* **PROBLEM DESCRIPTION**: Resume the guide to the 2019 World Snooker Championship after its final sentence, keeping its tone and style.

* **SELECTED PASSAGE**:
** BEGIN **

The 20th – and final – ranking event of the 2018/19 snooker season is upon us and it’s The Big One… The Worlds. The 2019 World Snooker Championship sees the very best of the best fight it out (though not literally) to decide who gets their hands on the ultimate prize in snooker. After all, there’s no greater title in any sport than ‘World Champion’, is there?
A fortnight of the world’s most prestigious snooker event is guaranteed to offer plenty of baize-based thrills n’ spills. We’ll be following all the action intently. We assume you will be too. Before it all begins and you tune in, why not get up to speed with our guide to the The Betfred 2019 World Snooker Championship…?
Where’s it taking place?
Norfolk Street in Sheffield has a famous little theatre called The Crucible. Ostensibly there to house plays and the like, it’s more synonymous with this competition than anything else. The Crucible has been the home of the Worlds since the dawn of punk, 1977. There’s nothing rough n’ ready about the place, though. It’s pristine and an ideal place to host snooker’s number one event.
When’s it on?
The first round matches kick off on Saturday April the 20th. And the competition wraps up on Sunday 6th May, when the final sees a winner from the tournament’s two best players.
The TV coverage
Just like every year, the good ol’ BBC will be on hand in Sheffield to bring us all the cue action. They’ll be showing all it all over the fortnight across BBC One and Two. Don’t fret if you’re busy on some of the days, though. The Beeb’s highlights packages in the evenings on BBC Two are on hand to indulge your potting predilections.
Can’t find a live match? Check the BBC Red Button – it might be on there. Can’t find it there either? Have a gander at the online coverage over on the BBC’s Snooker site.
Eurosport will be showing the tournament too. As will World Snooker, via their Facebook page.

** END **

* **STORED RECORDS**:
** BEGIN **

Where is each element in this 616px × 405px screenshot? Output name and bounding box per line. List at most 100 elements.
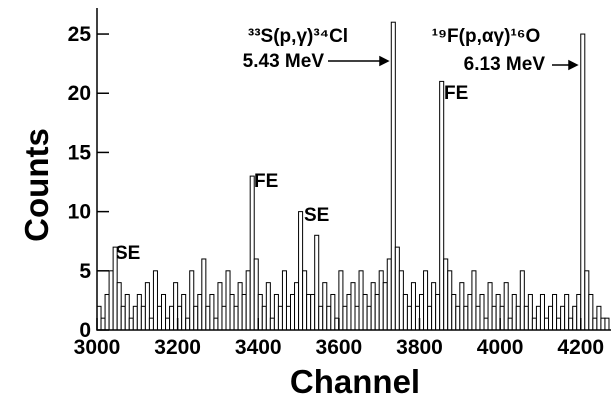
bar [564, 293, 570, 331]
bar [443, 258, 449, 331]
bar [483, 317, 489, 331]
bar [330, 293, 336, 331]
bar [527, 293, 533, 331]
bar [410, 282, 416, 331]
bar [390, 21, 396, 331]
bar [511, 293, 517, 331]
annotation: FE [444, 83, 468, 104]
x-tick-label: 3600 [316, 336, 363, 359]
bar [572, 305, 578, 331]
bar [451, 293, 457, 331]
bar [531, 317, 537, 331]
bar [152, 270, 158, 331]
bar [221, 305, 227, 331]
bar [209, 293, 215, 331]
annotation: FE [254, 171, 278, 192]
bar [366, 305, 372, 331]
bar [346, 293, 352, 331]
y-tick-label: 5 [79, 260, 91, 283]
bar [588, 293, 594, 331]
bar [229, 293, 235, 331]
x-tick-label: 3400 [235, 336, 282, 359]
bar [350, 282, 356, 331]
bar [144, 282, 150, 331]
bar [568, 317, 574, 331]
bar [245, 270, 251, 331]
bar [439, 80, 445, 331]
bar [431, 282, 437, 331]
bar [535, 305, 541, 331]
bar [326, 305, 332, 331]
bar [459, 282, 465, 331]
bar [402, 293, 408, 331]
bar [556, 317, 562, 331]
bar [398, 270, 404, 331]
bar [306, 293, 312, 331]
bar [539, 293, 545, 331]
bar [362, 293, 368, 331]
bar [100, 317, 106, 331]
bar [322, 282, 328, 331]
bar [503, 282, 509, 331]
annotation: ¹⁹F(p,αγ)¹⁶O [432, 26, 541, 47]
bar [519, 270, 525, 331]
bar [213, 317, 219, 331]
bar [580, 33, 586, 331]
y-tick-label: 0 [79, 319, 91, 342]
bar [201, 258, 207, 331]
bar [491, 305, 497, 331]
bar [378, 270, 384, 331]
bar [189, 270, 195, 331]
arrowhead [379, 55, 390, 67]
bar [185, 317, 191, 331]
bar [298, 211, 304, 331]
bar [475, 305, 481, 331]
bar [181, 293, 187, 331]
bar [515, 305, 521, 331]
annotation: 5.43 MeV [243, 51, 325, 72]
bar [370, 282, 376, 331]
x-axis-label: Channel [290, 363, 420, 400]
bar [136, 293, 142, 331]
bar [217, 282, 223, 331]
bar [205, 305, 211, 331]
x-tick-label: 4000 [477, 336, 524, 359]
y-tick-label: 25 [68, 23, 92, 46]
annotation: ³³S(p,γ)³⁴Cl [248, 26, 348, 47]
y-tick-label: 20 [68, 82, 91, 105]
bar [165, 317, 171, 331]
bar [261, 305, 267, 331]
bar [427, 305, 433, 331]
bar [233, 305, 239, 331]
bar [265, 282, 271, 331]
bar [584, 270, 590, 331]
bar [169, 305, 175, 331]
arrowhead [568, 59, 579, 71]
x-tick-label: 3800 [396, 336, 443, 359]
bar [386, 258, 392, 331]
x-tick-label: 4200 [557, 336, 604, 359]
annotation: SE [304, 205, 329, 226]
y-axis-label: Counts [18, 128, 55, 242]
bar [318, 305, 324, 331]
bar [543, 317, 550, 331]
bar [269, 317, 275, 331]
bar [294, 282, 300, 331]
bar [374, 293, 380, 331]
arrows [328, 55, 579, 71]
y-tick-label: 15 [68, 141, 92, 164]
bar [423, 270, 429, 331]
bar [120, 305, 126, 331]
bar [342, 305, 348, 331]
bar [249, 175, 255, 331]
bar [487, 282, 493, 331]
bar [281, 270, 287, 331]
bar [600, 317, 606, 331]
bar [140, 305, 146, 331]
bar [596, 305, 602, 331]
bar [132, 305, 138, 331]
bar [358, 270, 364, 331]
bar [435, 293, 441, 331]
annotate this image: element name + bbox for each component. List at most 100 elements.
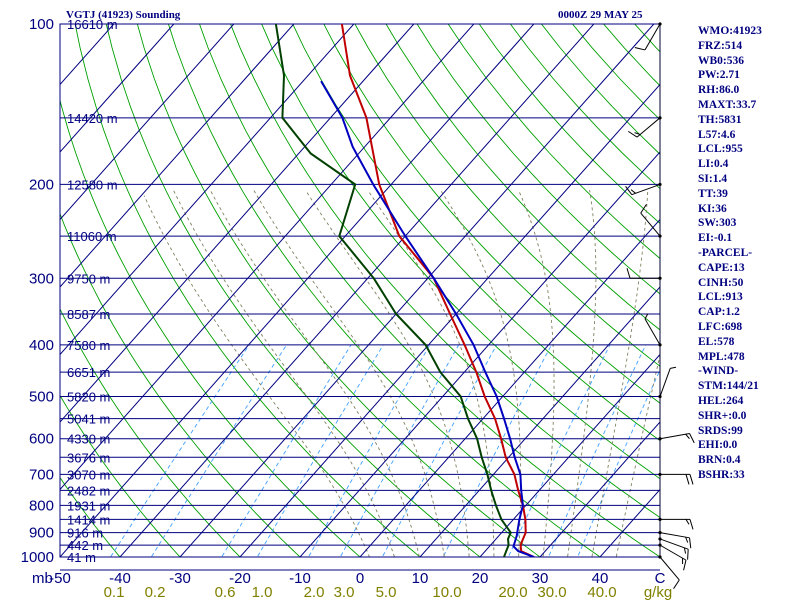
height-label: 2482 m [67, 483, 110, 498]
barb-staff [659, 433, 690, 440]
stat-line: SRDS:99 [698, 424, 743, 437]
stat-line: SHR+:0.0 [698, 409, 747, 422]
stat-line: SI:1.4 [698, 172, 728, 185]
stat-line: LFC:698 [698, 320, 743, 333]
wind-barb [658, 433, 695, 444]
wind-barb [626, 268, 662, 280]
dry-adiabat [354, 24, 660, 367]
pressure-tick-label: 100 [29, 16, 54, 33]
station-title: VGTJ (41923) Sounding [66, 9, 181, 21]
mixing-ratio-tick-label: 1.0 [252, 584, 273, 600]
wind-barb [658, 531, 692, 549]
stats-panel: WMO:41923 FRZ:514 WB0:536 PW:2.71 RH:86.0 MAX… [698, 24, 800, 483]
barb-flag [644, 313, 649, 320]
stat-line: FRZ:514 [698, 39, 743, 52]
barb-staff [631, 183, 661, 196]
stat-line: BRN:0.4 [698, 454, 741, 467]
barb-staff [659, 532, 690, 539]
moist-adiabat [209, 189, 420, 557]
stat-line: CINH:50 [698, 276, 744, 289]
barb-flag [628, 130, 638, 138]
isotherm [60, 24, 415, 423]
mixing-ratio-line [339, 344, 460, 557]
dry-adiabat [230, 24, 660, 519]
pressure-tick-label: 1000 [21, 549, 54, 566]
barb-staff [636, 117, 661, 138]
dewpoint-line [274, 24, 512, 557]
temperature-tick-label: -40 [109, 570, 131, 587]
height-label: 4330 m [67, 432, 110, 447]
mixing-ratio-tick-label: 20.0 [498, 584, 527, 600]
barb-flag [689, 433, 695, 444]
dry-adiabat [261, 24, 660, 480]
barb-base [658, 437, 662, 441]
stat-line: EL:578 [698, 335, 735, 348]
moist-adiabat [253, 189, 445, 557]
wind-barbs [625, 22, 695, 589]
wind-barb [644, 313, 662, 347]
stat-line: WB0:536 [698, 54, 744, 67]
dry-adiabat [447, 24, 660, 260]
isotherm [299, 151, 660, 557]
height-label: 6651 m [67, 365, 110, 380]
stat-line: RH:86.0 [698, 84, 740, 97]
height-label: 3070 m [67, 467, 110, 482]
mixing-ratio-tick-label: 3.0 [334, 584, 355, 600]
grid-lines [60, 24, 660, 557]
height-label: 442 m [67, 538, 103, 553]
height-label: 916 m [67, 526, 103, 541]
wind-barb [640, 204, 662, 238]
wind-barb [658, 472, 694, 485]
dry-adiabat [60, 476, 121, 557]
isotherm [239, 83, 660, 557]
pressure-tick-label: 600 [29, 431, 54, 448]
pressure-tick-label: 300 [29, 270, 54, 287]
dry-adiabat [105, 24, 481, 557]
pressure-tick-label: 400 [29, 337, 54, 354]
isotherm [60, 24, 175, 153]
stat-line: -WIND- [698, 365, 739, 378]
stat-line: WMO:41923 [698, 25, 762, 37]
mixing-ratio-tick-label: 0.6 [215, 584, 236, 600]
barb-staff [644, 23, 661, 51]
mixing-ratio-tick-label: 0.1 [104, 584, 125, 600]
barb-flag [683, 560, 687, 571]
stat-line: CAP:1.2 [698, 306, 740, 319]
barb-staff [644, 318, 661, 346]
y-axis-label: mb [32, 570, 53, 587]
dry-adiabat [416, 24, 660, 295]
wind-barb [634, 22, 662, 51]
temperature-tick-label: -50 [49, 570, 71, 587]
barb-base [658, 517, 662, 521]
temperature-tick-label: 30 [532, 570, 549, 587]
height-label: 9750 m [67, 271, 110, 286]
wind-barb [658, 517, 694, 530]
isotherm [60, 24, 295, 288]
barb-flag [630, 189, 636, 194]
parcel-line [320, 80, 535, 557]
mixing-ratio-tick-label: 10.0 [432, 584, 461, 600]
stat-line: LCL:955 [698, 143, 743, 156]
mixing-ratio-tick-label: 0.2 [145, 584, 166, 600]
height-label: 1931 m [67, 498, 110, 513]
mixing-ratio-unit-label: g/kg [644, 584, 672, 600]
barb-staff [659, 368, 671, 397]
stat-line: LCL:913 [698, 291, 743, 304]
mixing-ratio-line [256, 344, 384, 557]
temperature-tick-label: 20 [472, 570, 489, 587]
barb-flag [685, 519, 690, 525]
mixing-ratio-line [507, 344, 611, 557]
isotherm [119, 24, 595, 557]
height-label: 14420 m [67, 111, 118, 126]
dry-adiabat [292, 24, 660, 442]
mixing-ratio-tick-label: 5.0 [376, 584, 397, 600]
stat-line: MPL:478 [698, 350, 745, 363]
mixing-ratio-line [221, 344, 352, 557]
stat-line: STM:144/21 [698, 380, 759, 393]
temperature-tick-label: 10 [412, 570, 429, 587]
barb-flag [634, 132, 641, 136]
stat-line: EI:-0.1 [698, 232, 733, 245]
stat-line: TH:5831 [698, 113, 742, 126]
dry-adiabat [60, 98, 361, 557]
mixing-ratio-line [307, 344, 431, 557]
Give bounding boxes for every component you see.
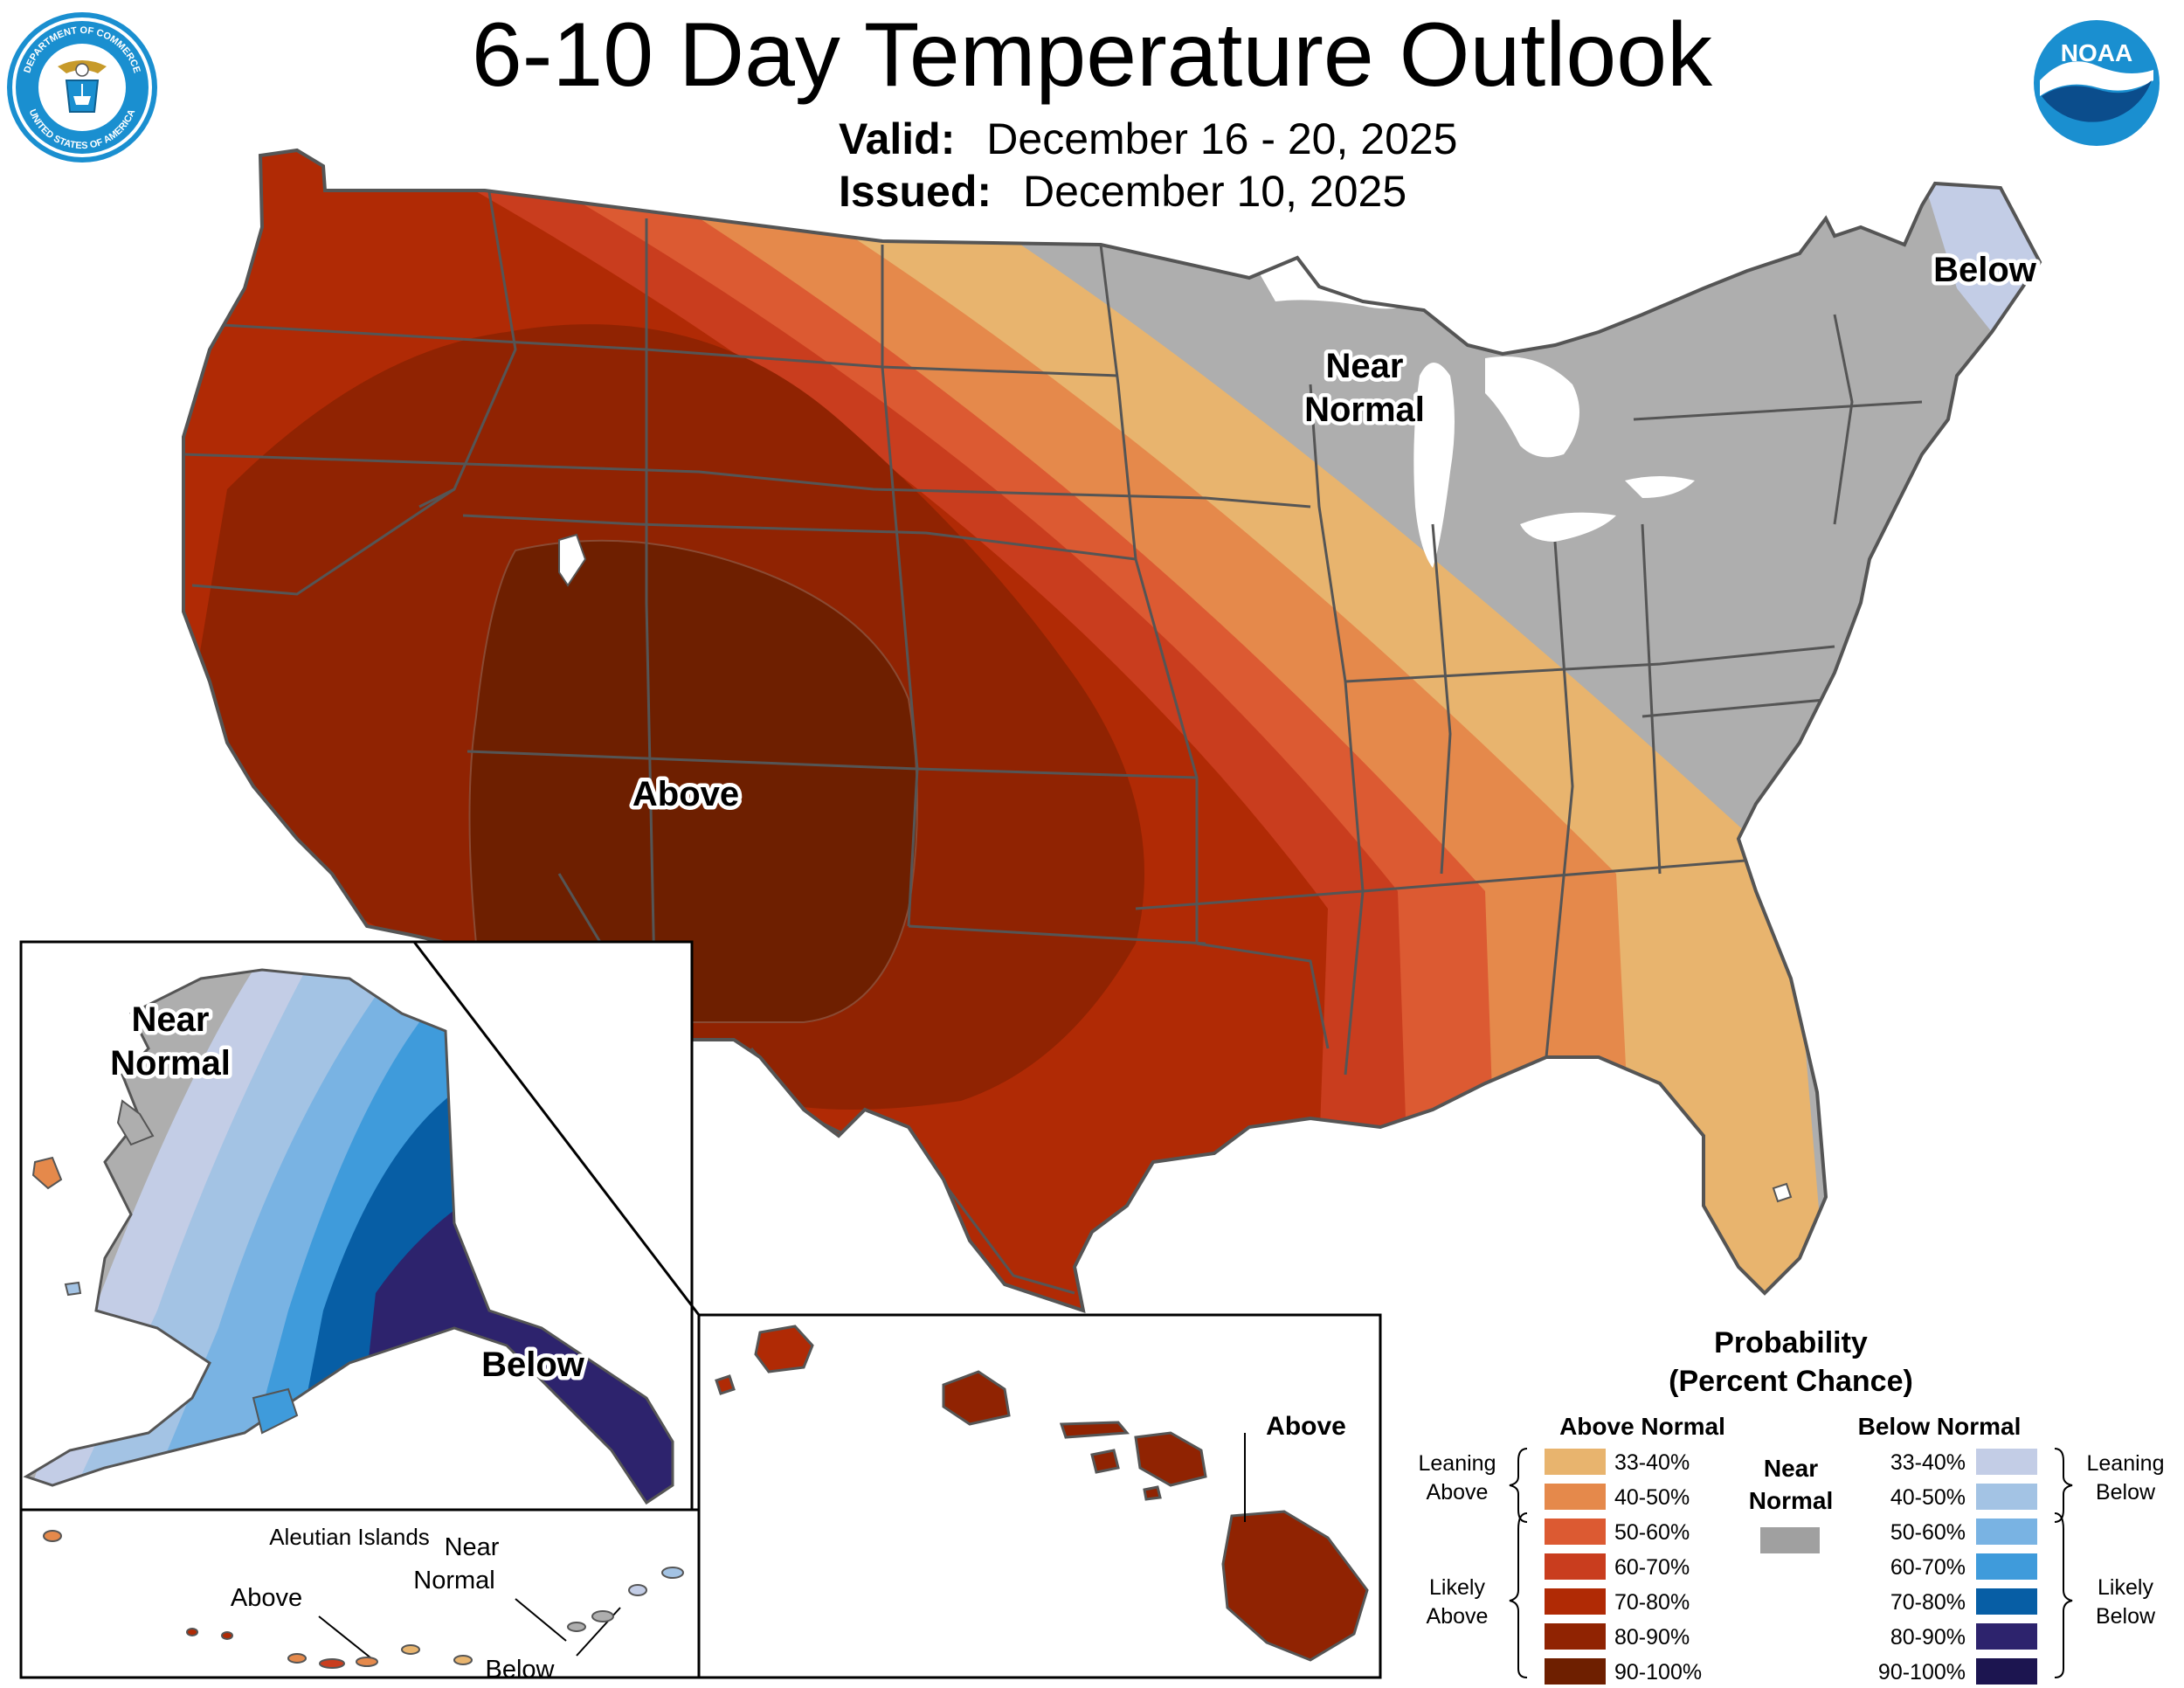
alaska-near-normal-line1: Near (132, 1000, 210, 1039)
above-swatch-6 (1545, 1658, 1606, 1685)
legend-above-swatches: 33-40% 40-50% 50-60% 60-70% 70-80% 80-90% 90-1… (1545, 1449, 1702, 1685)
above-swatch-0 (1545, 1449, 1606, 1475)
above-swatch-2 (1545, 1519, 1606, 1545)
valid-value: December 16 - 20, 2025 (986, 114, 1458, 163)
below-swatch-2 (1976, 1519, 2037, 1545)
below-range-label-4: 70-80% (1890, 1590, 1966, 1615)
aleutian-below-label: Below (486, 1656, 556, 1684)
big-island (1221, 1510, 1369, 1662)
conus-below-label: Below (1933, 251, 2037, 289)
alaska-inset: Near Normal Below (19, 940, 701, 1512)
conus-near-normal-label-line2: Normal (1304, 391, 1425, 429)
above-range-label-2: 50-60% (1614, 1520, 1690, 1545)
department-of-commerce-seal: DEPARTMENT OF COMMERCE UNITED STATES OF … (7, 12, 157, 163)
below-swatch-6 (1976, 1658, 2037, 1685)
below-range-label-1: 40-50% (1890, 1485, 1966, 1510)
hawaii-above-label: Above (1266, 1412, 1346, 1441)
legend-near-line2: Normal (1749, 1487, 1833, 1514)
conus-above-label: Above (632, 775, 739, 813)
legend: Probability (Percent Chance) Above Norma… (1419, 1326, 2165, 1685)
above-range-label-5: 80-90% (1614, 1625, 1690, 1650)
legend-near-line1: Near (1764, 1455, 1818, 1482)
below-swatch-0 (1976, 1449, 2037, 1475)
aleutian-inset: Aleutian Islands Near Normal Above Below (19, 1508, 701, 1684)
legend-below-swatches: 33-40% 40-50% 50-60% 60-70% 70-80% 80-90% 90-1… (1878, 1449, 2037, 1685)
aleutian-near-normal-line1: Near (445, 1533, 500, 1561)
above-swatch-1 (1545, 1484, 1606, 1510)
map-title: 6-10 Day Temperature Outlook (471, 4, 1713, 106)
maui-island (1134, 1431, 1207, 1487)
below-range-label-5: 80-90% (1890, 1625, 1966, 1650)
lake-huron (1485, 356, 1579, 458)
above-range-label-0: 33-40% (1614, 1450, 1690, 1475)
above-swatch-5 (1545, 1623, 1606, 1650)
valid-date-line: Valid: December 16 - 20, 2025 (839, 115, 1458, 163)
above-range-label-3: 60-70% (1614, 1555, 1690, 1580)
below-range-label-6: 90-100% (1878, 1660, 1966, 1685)
likely-above-line2: Above (1427, 1604, 1489, 1629)
noaa-text: NOAA (2061, 39, 2132, 66)
leaning-below-line2: Below (2096, 1480, 2156, 1505)
aleutian-near-normal-line2: Normal (413, 1567, 494, 1595)
legend-title-line2: (Percent Chance) (1669, 1365, 1913, 1398)
above-swatch-4 (1545, 1588, 1606, 1615)
issued-label: Issued: (839, 167, 992, 216)
leaning-above-line1: Leaning (1419, 1451, 1496, 1476)
below-swatch-5 (1976, 1623, 2037, 1650)
issued-date-line: Issued: December 10, 2025 (839, 168, 1406, 216)
hawaii-inset: Above (697, 1313, 1382, 1679)
lake-erie (1520, 512, 1616, 542)
issued-value: December 10, 2025 (1022, 167, 1407, 216)
niihau-island (715, 1374, 736, 1395)
great-salt-lake (558, 533, 587, 587)
below-range-label-0: 33-40% (1890, 1450, 1966, 1475)
lanai-island (1090, 1449, 1120, 1474)
legend-below-header: Below Normal (1858, 1413, 2022, 1440)
leaning-above-line2: Above (1427, 1480, 1489, 1505)
oahu-island (942, 1370, 1011, 1426)
legend-near-swatch (1760, 1527, 1820, 1553)
above-range-label-6: 90-100% (1614, 1660, 1702, 1685)
legend-above-header: Above Normal (1559, 1413, 1725, 1440)
conus-near-normal-label-line1: Near (1326, 347, 1404, 385)
below-swatch-3 (1976, 1553, 2037, 1580)
likely-below-line2: Below (2096, 1604, 2156, 1629)
noaa-logo: NOAA (2034, 20, 2160, 146)
lake-ontario (1625, 476, 1695, 498)
molokai-island (1059, 1421, 1130, 1439)
aleutian-islands-title: Aleutian Islands (269, 1524, 430, 1550)
above-range-label-1: 40-50% (1614, 1485, 1690, 1510)
below-range-label-3: 60-70% (1890, 1555, 1966, 1580)
below-swatch-4 (1976, 1588, 2037, 1615)
below-swatch-1 (1976, 1484, 2037, 1510)
lake-michigan (1413, 363, 1455, 568)
alaska-below-label: Below (481, 1346, 585, 1384)
legend-title-line1: Probability (1714, 1326, 1868, 1359)
leaning-below-line1: Leaning (2087, 1451, 2165, 1476)
kauai-island (754, 1325, 814, 1373)
alaska-near-normal-line2: Normal (110, 1044, 231, 1083)
above-range-label-4: 70-80% (1614, 1590, 1690, 1615)
seagull-icon (2040, 61, 2153, 96)
below-range-label-2: 50-60% (1890, 1520, 1966, 1545)
likely-below-line1: Likely (2098, 1575, 2153, 1600)
likely-above-line1: Likely (1429, 1575, 1485, 1600)
above-swatch-3 (1545, 1553, 1606, 1580)
aleutian-above-label: Above (231, 1584, 302, 1612)
valid-label: Valid: (839, 114, 956, 163)
kahoolawe-island (1143, 1485, 1162, 1501)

** END **

* **TASK ANSWER**:
The format for the 2019 World Championships is the same as ever and couldn’t be simpler. It’s a straight knockout competition with a total of 32 entrants. 16 of competitors make it there courtesy of their ranking (ie, they’re in The Top 16,), while the other 16 make the Worlds through an often quite gruelling qualification process.
There’s the First Round (best of 19 frames), the Second Round (best of 25), four Quarter Finals (25), two Semi Finals (33) and – of course – the Final (best of 35 frames). See? Easy.
The reigning champion
Last year saw something of a slight surprise as two veterans duked it out in the final. Mark Williams eventually won, beating Scotsman John Higgins 18-16 (in what was a truly epic final) to win his 21st ranking title and third world championship.
Williams had promised earlier in the tournament that if he won he would attend the press coverage nude. The Welshman was, unfortunately, good to his word…
It’s an image we could’ve done without.
The prize fund
For the first time in the competition’s history, the prize money on offer will top £2m (it’s £2,231,000, to be exact).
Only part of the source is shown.